**Exercise objective**
List all lines of the data containing the word "ambition".

**Raw records**

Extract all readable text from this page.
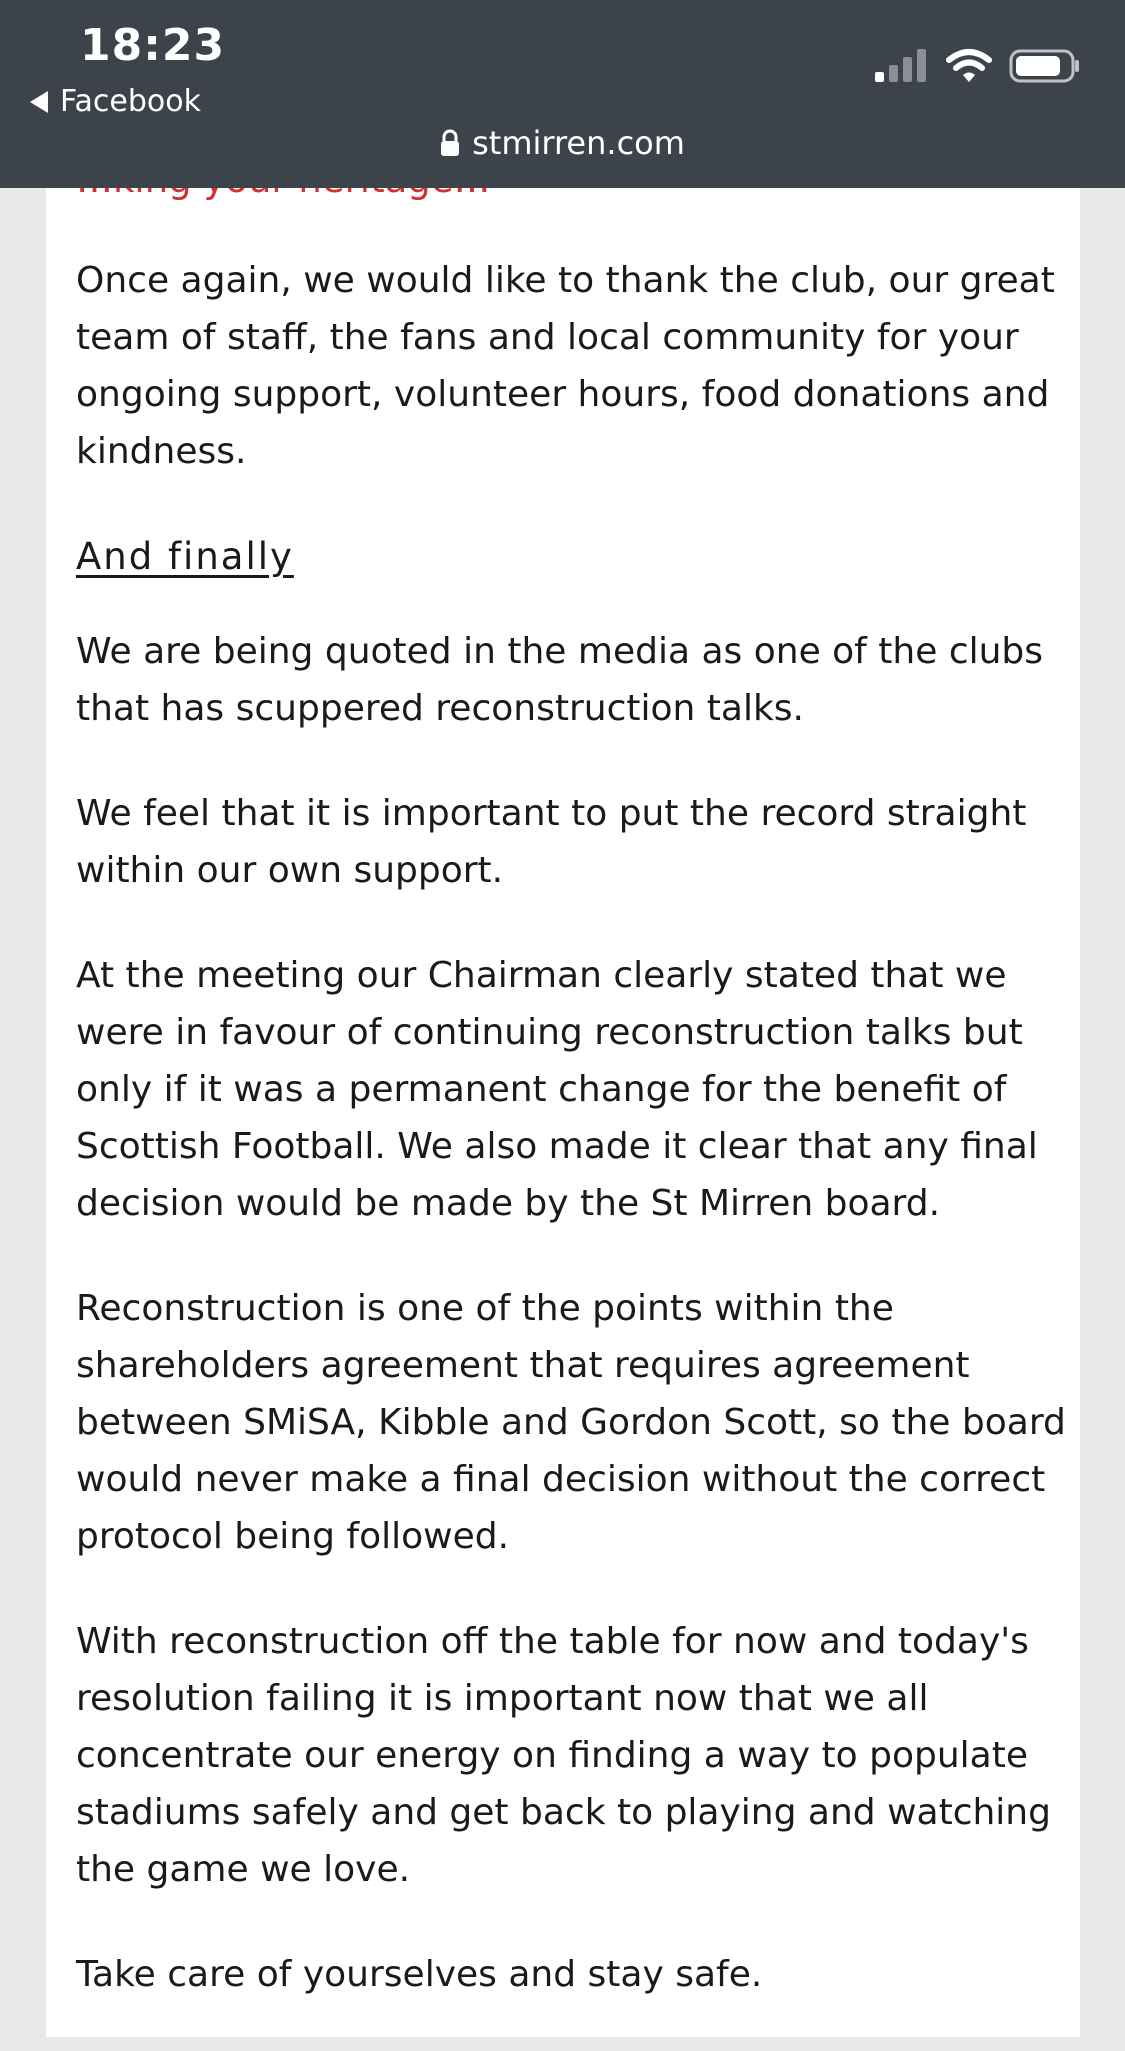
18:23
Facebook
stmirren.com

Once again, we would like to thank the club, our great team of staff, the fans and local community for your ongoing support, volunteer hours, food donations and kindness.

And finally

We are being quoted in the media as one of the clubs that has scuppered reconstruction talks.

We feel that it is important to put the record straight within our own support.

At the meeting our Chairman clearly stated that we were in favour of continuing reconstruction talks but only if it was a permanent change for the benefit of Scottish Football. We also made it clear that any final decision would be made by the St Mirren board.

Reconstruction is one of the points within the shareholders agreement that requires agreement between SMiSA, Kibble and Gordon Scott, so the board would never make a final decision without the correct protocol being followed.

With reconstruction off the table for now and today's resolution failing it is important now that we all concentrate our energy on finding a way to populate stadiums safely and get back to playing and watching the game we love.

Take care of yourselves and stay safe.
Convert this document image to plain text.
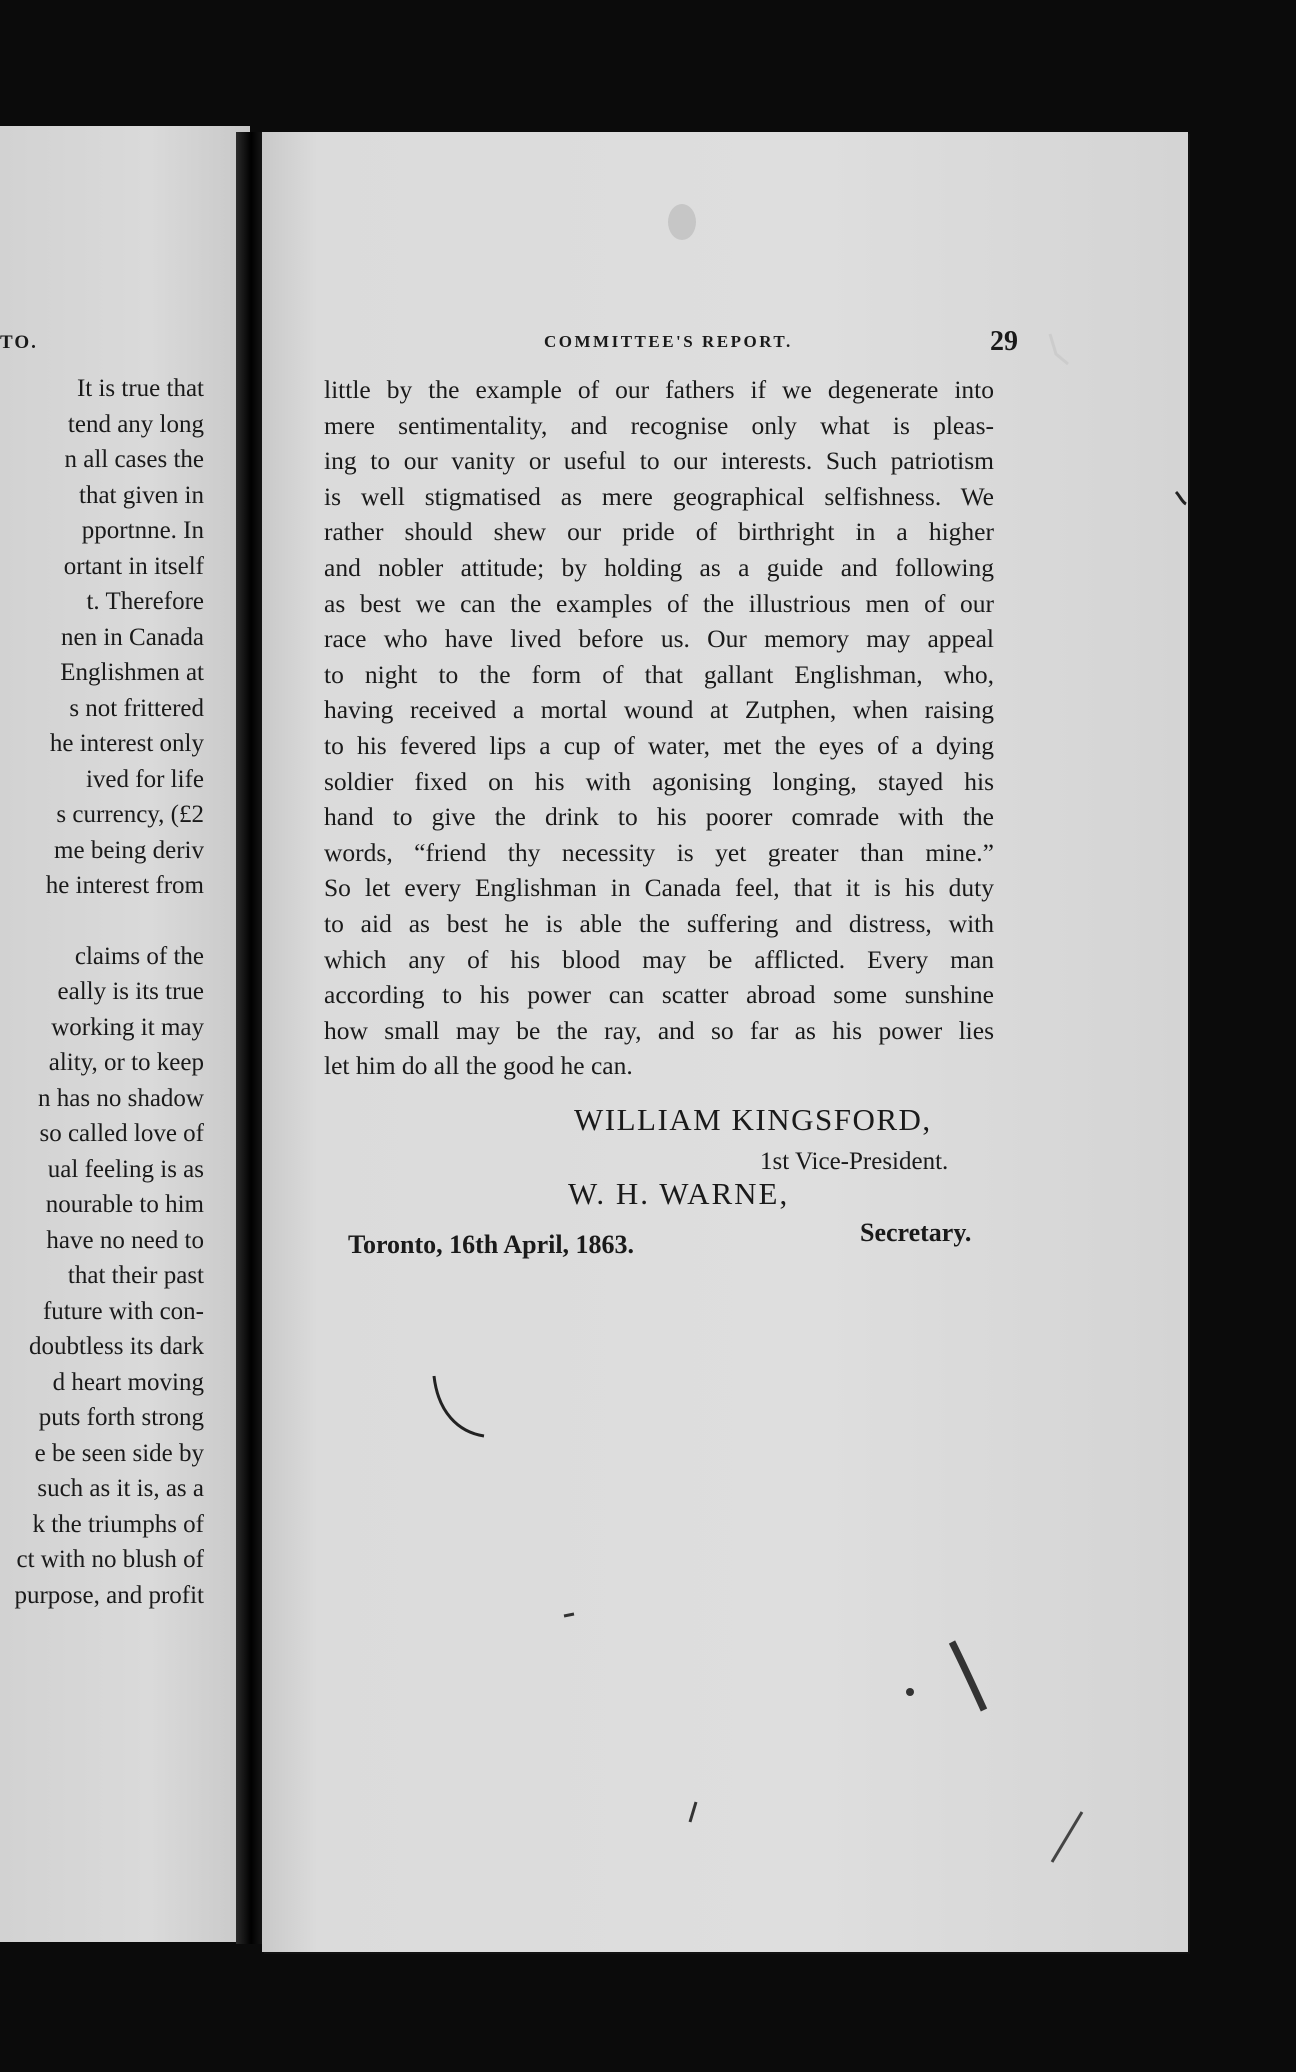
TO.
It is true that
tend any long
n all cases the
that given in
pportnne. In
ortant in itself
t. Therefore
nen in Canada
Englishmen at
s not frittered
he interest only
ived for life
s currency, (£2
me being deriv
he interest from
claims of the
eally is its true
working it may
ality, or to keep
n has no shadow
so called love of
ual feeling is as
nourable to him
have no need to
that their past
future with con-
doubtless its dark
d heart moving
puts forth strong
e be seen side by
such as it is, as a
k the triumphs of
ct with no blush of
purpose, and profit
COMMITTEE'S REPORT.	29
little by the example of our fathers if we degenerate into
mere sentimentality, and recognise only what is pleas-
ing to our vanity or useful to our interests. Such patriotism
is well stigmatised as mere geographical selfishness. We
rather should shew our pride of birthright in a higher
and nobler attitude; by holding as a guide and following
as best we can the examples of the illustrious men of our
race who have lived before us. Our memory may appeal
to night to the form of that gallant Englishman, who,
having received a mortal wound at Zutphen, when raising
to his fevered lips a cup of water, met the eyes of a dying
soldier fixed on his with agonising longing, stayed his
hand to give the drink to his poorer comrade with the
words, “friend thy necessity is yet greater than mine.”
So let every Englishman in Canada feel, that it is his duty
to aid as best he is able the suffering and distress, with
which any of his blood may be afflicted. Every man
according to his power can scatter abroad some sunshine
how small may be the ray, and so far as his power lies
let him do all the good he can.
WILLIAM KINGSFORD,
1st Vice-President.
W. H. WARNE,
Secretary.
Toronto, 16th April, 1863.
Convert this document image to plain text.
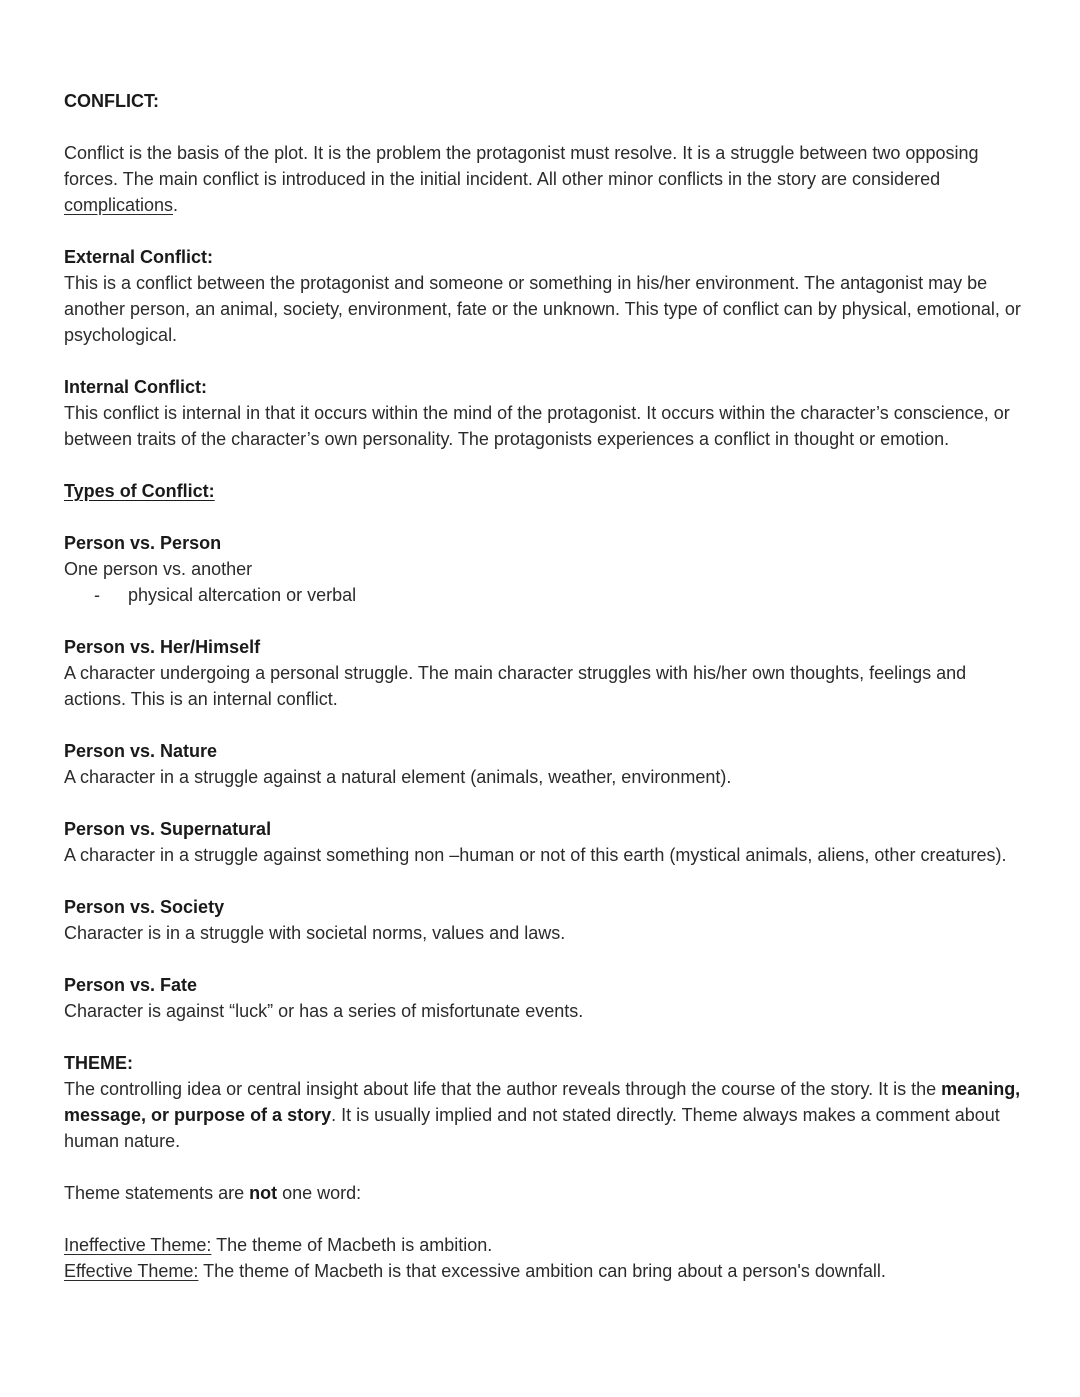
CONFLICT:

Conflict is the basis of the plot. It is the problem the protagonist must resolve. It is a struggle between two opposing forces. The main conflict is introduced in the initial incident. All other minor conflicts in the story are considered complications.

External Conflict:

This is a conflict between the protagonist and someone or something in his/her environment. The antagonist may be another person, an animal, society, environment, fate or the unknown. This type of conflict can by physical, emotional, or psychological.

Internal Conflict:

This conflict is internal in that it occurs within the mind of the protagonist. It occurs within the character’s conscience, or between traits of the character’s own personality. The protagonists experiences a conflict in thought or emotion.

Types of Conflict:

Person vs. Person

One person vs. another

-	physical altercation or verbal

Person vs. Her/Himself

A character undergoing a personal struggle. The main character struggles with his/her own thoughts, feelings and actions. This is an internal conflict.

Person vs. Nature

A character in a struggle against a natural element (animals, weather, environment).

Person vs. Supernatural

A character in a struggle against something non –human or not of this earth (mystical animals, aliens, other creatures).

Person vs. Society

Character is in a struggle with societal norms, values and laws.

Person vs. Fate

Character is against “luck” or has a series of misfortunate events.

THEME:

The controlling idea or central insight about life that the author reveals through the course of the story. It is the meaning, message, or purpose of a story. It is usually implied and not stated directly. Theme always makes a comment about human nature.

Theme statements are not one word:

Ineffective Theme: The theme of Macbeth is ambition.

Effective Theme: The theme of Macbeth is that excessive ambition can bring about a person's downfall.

**Result below**
Ineffective Theme: The theme of Macbeth is ambition.
Effective Theme: The theme of Macbeth is that excessive ambition can bring about a person's downfall.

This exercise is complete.